**GIVEN EXERCISE**
Present the data once more in exactly its original form.

**RAW RECORDS**
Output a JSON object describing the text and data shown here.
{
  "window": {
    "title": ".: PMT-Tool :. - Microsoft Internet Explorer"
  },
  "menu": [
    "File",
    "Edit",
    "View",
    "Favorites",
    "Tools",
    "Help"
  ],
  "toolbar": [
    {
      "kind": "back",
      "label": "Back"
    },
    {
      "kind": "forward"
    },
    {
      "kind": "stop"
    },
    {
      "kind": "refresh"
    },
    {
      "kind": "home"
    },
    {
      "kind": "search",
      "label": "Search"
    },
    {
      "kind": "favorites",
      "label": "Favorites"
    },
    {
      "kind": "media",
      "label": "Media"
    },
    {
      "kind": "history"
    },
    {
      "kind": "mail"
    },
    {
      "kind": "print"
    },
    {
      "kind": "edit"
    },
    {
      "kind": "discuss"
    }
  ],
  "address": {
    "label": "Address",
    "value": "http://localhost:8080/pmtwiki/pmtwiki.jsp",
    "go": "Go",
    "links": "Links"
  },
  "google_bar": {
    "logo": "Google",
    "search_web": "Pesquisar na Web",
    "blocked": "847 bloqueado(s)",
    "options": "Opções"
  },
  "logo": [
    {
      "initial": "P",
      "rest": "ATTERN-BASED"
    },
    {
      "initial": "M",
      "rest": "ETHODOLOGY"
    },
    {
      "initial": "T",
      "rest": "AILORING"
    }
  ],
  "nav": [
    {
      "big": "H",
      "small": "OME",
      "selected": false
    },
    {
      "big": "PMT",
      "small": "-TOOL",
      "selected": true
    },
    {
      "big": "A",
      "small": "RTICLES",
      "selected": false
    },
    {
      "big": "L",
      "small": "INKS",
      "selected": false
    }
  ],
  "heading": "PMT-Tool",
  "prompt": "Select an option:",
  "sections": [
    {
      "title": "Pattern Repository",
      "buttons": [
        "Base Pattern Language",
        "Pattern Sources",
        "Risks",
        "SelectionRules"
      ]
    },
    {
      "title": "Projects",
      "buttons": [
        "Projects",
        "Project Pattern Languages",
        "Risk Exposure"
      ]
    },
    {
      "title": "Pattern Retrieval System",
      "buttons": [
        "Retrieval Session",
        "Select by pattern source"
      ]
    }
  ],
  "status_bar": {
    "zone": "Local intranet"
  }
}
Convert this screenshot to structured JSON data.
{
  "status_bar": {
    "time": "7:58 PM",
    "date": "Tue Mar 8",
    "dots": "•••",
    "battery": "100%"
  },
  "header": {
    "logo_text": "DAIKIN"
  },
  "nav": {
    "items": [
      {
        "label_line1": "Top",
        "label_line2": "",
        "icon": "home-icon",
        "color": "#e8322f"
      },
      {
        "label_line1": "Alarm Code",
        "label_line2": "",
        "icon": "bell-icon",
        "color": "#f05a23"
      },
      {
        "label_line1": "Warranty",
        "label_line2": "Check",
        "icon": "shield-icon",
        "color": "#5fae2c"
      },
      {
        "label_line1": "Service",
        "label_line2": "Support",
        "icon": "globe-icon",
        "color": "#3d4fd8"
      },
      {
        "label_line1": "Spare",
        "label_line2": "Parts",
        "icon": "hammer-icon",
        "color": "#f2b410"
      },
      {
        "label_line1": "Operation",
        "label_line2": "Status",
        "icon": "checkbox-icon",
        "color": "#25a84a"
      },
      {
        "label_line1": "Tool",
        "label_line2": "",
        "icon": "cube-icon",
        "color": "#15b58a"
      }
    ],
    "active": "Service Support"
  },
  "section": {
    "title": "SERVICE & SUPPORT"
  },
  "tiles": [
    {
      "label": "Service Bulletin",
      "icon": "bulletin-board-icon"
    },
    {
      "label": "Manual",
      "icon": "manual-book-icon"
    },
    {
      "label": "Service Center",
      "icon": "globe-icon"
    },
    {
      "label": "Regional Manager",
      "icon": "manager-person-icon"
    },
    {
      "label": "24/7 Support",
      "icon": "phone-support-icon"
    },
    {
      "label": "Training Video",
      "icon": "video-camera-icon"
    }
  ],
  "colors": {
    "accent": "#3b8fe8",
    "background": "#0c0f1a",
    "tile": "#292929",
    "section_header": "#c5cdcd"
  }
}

**SOLUTION BELOW**
Output a JSON object describing the text and data shown here.
{
  "window": {
    "title": ".: PMT-Tool :. - Microsoft Internet Explorer"
  },
  "menu": [
    "File",
    "Edit",
    "View",
    "Favorites",
    "Tools",
    "Help"
  ],
  "toolbar": [
    {
      "kind": "back",
      "label": "Back"
    },
    {
      "kind": "forward"
    },
    {
      "kind": "stop"
    },
    {
      "kind": "refresh"
    },
    {
      "kind": "home"
    },
    {
      "kind": "search",
      "label": "Search"
    },
    {
      "kind": "favorites",
      "label": "Favorites"
    },
    {
      "kind": "media",
      "label": "Media"
    },
    {
      "kind": "history"
    },
    {
      "kind": "mail"
    },
    {
      "kind": "print"
    },
    {
      "kind": "edit"
    },
    {
      "kind": "discuss"
    }
  ],
  "address": {
    "label": "Address",
    "value": "http://localhost:8080/pmtwiki/pmtwiki.jsp",
    "go": "Go",
    "links": "Links"
  },
  "google_bar": {
    "logo": "Google",
    "search_web": "Pesquisar na Web",
    "blocked": "847 bloqueado(s)",
    "options": "Opções"
  },
  "logo": [
    {
      "initial": "P",
      "rest": "ATTERN-BASED"
    },
    {
      "initial": "M",
      "rest": "ETHODOLOGY"
    },
    {
      "initial": "T",
      "rest": "AILORING"
    }
  ],
  "nav": [
    {
      "big": "H",
      "small": "OME",
      "selected": false
    },
    {
      "big": "PMT",
      "small": "-TOOL",
      "selected": true
    },
    {
      "big": "A",
      "small": "RTICLES",
      "selected": false
    },
    {
      "big": "L",
      "small": "INKS",
      "selected": false
    }
  ],
  "heading": "PMT-Tool",
  "prompt": "Select an option:",
  "sections": [
    {
      "title": "Pattern Repository",
      "buttons": [
        "Base Pattern Language",
        "Pattern Sources",
        "Risks",
        "SelectionRules"
      ]
    },
    {
      "title": "Projects",
      "buttons": [
        "Projects",
        "Project Pattern Languages",
        "Risk Exposure"
      ]
    },
    {
      "title": "Pattern Retrieval System",
      "buttons": [
        "Retrieval Session",
        "Select by pattern source"
      ]
    }
  ],
  "status_bar": {
    "zone": "Local intranet"
  }
}
Convert this screenshot to structured JSON data.
{
  "status_bar": {
    "time": "7:58 PM",
    "date": "Tue Mar 8",
    "dots": "•••",
    "battery": "100%"
  },
  "header": {
    "logo_text": "DAIKIN"
  },
  "nav": {
    "items": [
      {
        "label_line1": "Top",
        "label_line2": "",
        "icon": "home-icon",
        "color": "#e8322f"
      },
      {
        "label_line1": "Alarm Code",
        "label_line2": "",
        "icon": "bell-icon",
        "color": "#f05a23"
      },
      {
        "label_line1": "Warranty",
        "label_line2": "Check",
        "icon": "shield-icon",
        "color": "#5fae2c"
      },
      {
        "label_line1": "Service",
        "label_line2": "Support",
        "icon": "globe-icon",
        "color": "#3d4fd8"
      },
      {
        "label_line1": "Spare",
        "label_line2": "Parts",
        "icon": "hammer-icon",
        "color": "#f2b410"
      },
      {
        "label_line1": "Operation",
        "label_line2": "Status",
        "icon": "checkbox-icon",
        "color": "#25a84a"
      },
      {
        "label_line1": "Tool",
        "label_line2": "",
        "icon": "cube-icon",
        "color": "#15b58a"
      }
    ],
    "active": "Service Support"
  },
  "section": {
    "title": "SERVICE & SUPPORT"
  },
  "tiles": [
    {
      "label": "Service Bulletin",
      "icon": "bulletin-board-icon"
    },
    {
      "label": "Manual",
      "icon": "manual-book-icon"
    },
    {
      "label": "Service Center",
      "icon": "globe-icon"
    },
    {
      "label": "Regional Manager",
      "icon": "manager-person-icon"
    },
    {
      "label": "24/7 Support",
      "icon": "phone-support-icon"
    },
    {
      "label": "Training Video",
      "icon": "video-camera-icon"
    }
  ],
  "colors": {
    "accent": "#3b8fe8",
    "background": "#0c0f1a",
    "tile": "#292929",
    "section_header": "#c5cdcd"
  }
}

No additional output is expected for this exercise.